Lay out every line of the records as a numbered list, leaving out blank lines.

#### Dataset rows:
* * * * * * *

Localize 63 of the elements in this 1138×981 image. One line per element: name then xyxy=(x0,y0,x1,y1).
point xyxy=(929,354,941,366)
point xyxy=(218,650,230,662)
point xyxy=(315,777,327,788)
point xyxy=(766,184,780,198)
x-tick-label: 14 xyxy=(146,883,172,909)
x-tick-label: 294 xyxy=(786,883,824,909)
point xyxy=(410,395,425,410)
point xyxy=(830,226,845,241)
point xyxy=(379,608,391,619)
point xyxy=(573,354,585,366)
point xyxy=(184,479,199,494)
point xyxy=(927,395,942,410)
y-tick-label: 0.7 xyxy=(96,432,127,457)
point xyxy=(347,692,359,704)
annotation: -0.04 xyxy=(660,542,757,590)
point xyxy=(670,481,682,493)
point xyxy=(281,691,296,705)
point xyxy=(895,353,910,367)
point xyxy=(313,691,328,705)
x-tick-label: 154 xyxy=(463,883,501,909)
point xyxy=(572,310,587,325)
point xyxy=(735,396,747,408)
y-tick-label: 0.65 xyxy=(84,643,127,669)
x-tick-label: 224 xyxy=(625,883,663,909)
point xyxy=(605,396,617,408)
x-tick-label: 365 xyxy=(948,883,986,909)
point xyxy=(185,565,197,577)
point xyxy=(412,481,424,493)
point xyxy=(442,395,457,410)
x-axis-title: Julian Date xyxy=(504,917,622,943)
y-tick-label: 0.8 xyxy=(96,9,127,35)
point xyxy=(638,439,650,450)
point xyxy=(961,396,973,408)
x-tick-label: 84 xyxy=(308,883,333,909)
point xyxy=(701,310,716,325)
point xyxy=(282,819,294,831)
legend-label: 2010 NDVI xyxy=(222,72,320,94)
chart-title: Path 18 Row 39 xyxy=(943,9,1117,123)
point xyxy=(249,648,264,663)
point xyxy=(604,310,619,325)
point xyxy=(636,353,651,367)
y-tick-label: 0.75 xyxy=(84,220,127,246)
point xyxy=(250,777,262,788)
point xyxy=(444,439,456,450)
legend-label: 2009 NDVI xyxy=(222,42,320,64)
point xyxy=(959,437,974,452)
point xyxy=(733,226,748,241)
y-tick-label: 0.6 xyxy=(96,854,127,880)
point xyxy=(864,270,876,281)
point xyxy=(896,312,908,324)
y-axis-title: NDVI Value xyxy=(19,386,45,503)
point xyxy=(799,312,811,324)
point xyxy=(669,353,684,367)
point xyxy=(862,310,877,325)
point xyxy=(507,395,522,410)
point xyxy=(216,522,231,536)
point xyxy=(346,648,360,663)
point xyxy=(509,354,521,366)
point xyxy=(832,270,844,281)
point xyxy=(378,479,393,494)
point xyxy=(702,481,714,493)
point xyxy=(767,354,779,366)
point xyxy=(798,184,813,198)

* * * * * * *

#### ANSWER TO THIS EXERCISE:
1. Localize 63 of the elements in this 1138×981 image. One line per element: name then xyxy=(x0,y0,x1,y1).
2. point xyxy=(929,354,941,366)
3. point xyxy=(218,650,230,662)
4. point xyxy=(315,777,327,788)
5. point xyxy=(766,184,780,198)
6. x-tick-label: 14 xyxy=(146,883,172,909)
7. x-tick-label: 294 xyxy=(786,883,824,909)
8. point xyxy=(410,395,425,410)
9. point xyxy=(830,226,845,241)
10. point xyxy=(379,608,391,619)
11. point xyxy=(573,354,585,366)
12. point xyxy=(184,479,199,494)
13. point xyxy=(927,395,942,410)
14. y-tick-label: 0.7 xyxy=(96,432,127,457)
15. point xyxy=(347,692,359,704)
16. annotation: -0.04 xyxy=(660,542,757,590)
17. point xyxy=(670,481,682,493)
18. point xyxy=(281,691,296,705)
19. point xyxy=(895,353,910,367)
20. point xyxy=(313,691,328,705)
21. x-tick-label: 154 xyxy=(463,883,501,909)
22. point xyxy=(572,310,587,325)
23. point xyxy=(735,396,747,408)
24. y-tick-label: 0.65 xyxy=(84,643,127,669)
25. x-tick-label: 224 xyxy=(625,883,663,909)
26. point xyxy=(605,396,617,408)
27. x-tick-label: 365 xyxy=(948,883,986,909)
28. point xyxy=(185,565,197,577)
29. point xyxy=(412,481,424,493)
30. point xyxy=(442,395,457,410)
31. x-axis-title: Julian Date xyxy=(504,917,622,943)
32. y-tick-label: 0.8 xyxy=(96,9,127,35)
33. point xyxy=(638,439,650,450)
34. point xyxy=(961,396,973,408)
35. x-tick-label: 84 xyxy=(308,883,333,909)
36. point xyxy=(701,310,716,325)
37. point xyxy=(282,819,294,831)
38. legend-label: 2010 NDVI xyxy=(222,72,320,94)
39. chart-title: Path 18 Row 39 xyxy=(943,9,1117,123)
40. point xyxy=(249,648,264,663)
41. point xyxy=(604,310,619,325)
42. point xyxy=(636,353,651,367)
43. y-tick-label: 0.75 xyxy=(84,220,127,246)
44. point xyxy=(250,777,262,788)
45. point xyxy=(444,439,456,450)
46. legend-label: 2009 NDVI xyxy=(222,42,320,64)
47. point xyxy=(959,437,974,452)
48. point xyxy=(733,226,748,241)
49. y-tick-label: 0.6 xyxy=(96,854,127,880)
50. point xyxy=(864,270,876,281)
51. point xyxy=(896,312,908,324)
52. y-axis-title: NDVI Value xyxy=(19,386,45,503)
53. point xyxy=(799,312,811,324)
54. point xyxy=(669,353,684,367)
55. point xyxy=(862,310,877,325)
56. point xyxy=(507,395,522,410)
57. point xyxy=(216,522,231,536)
58. point xyxy=(346,648,360,663)
59. point xyxy=(509,354,521,366)
60. point xyxy=(832,270,844,281)
61. point xyxy=(378,479,393,494)
62. point xyxy=(702,481,714,493)
63. point xyxy=(767,354,779,366)
64. point xyxy=(798,184,813,198)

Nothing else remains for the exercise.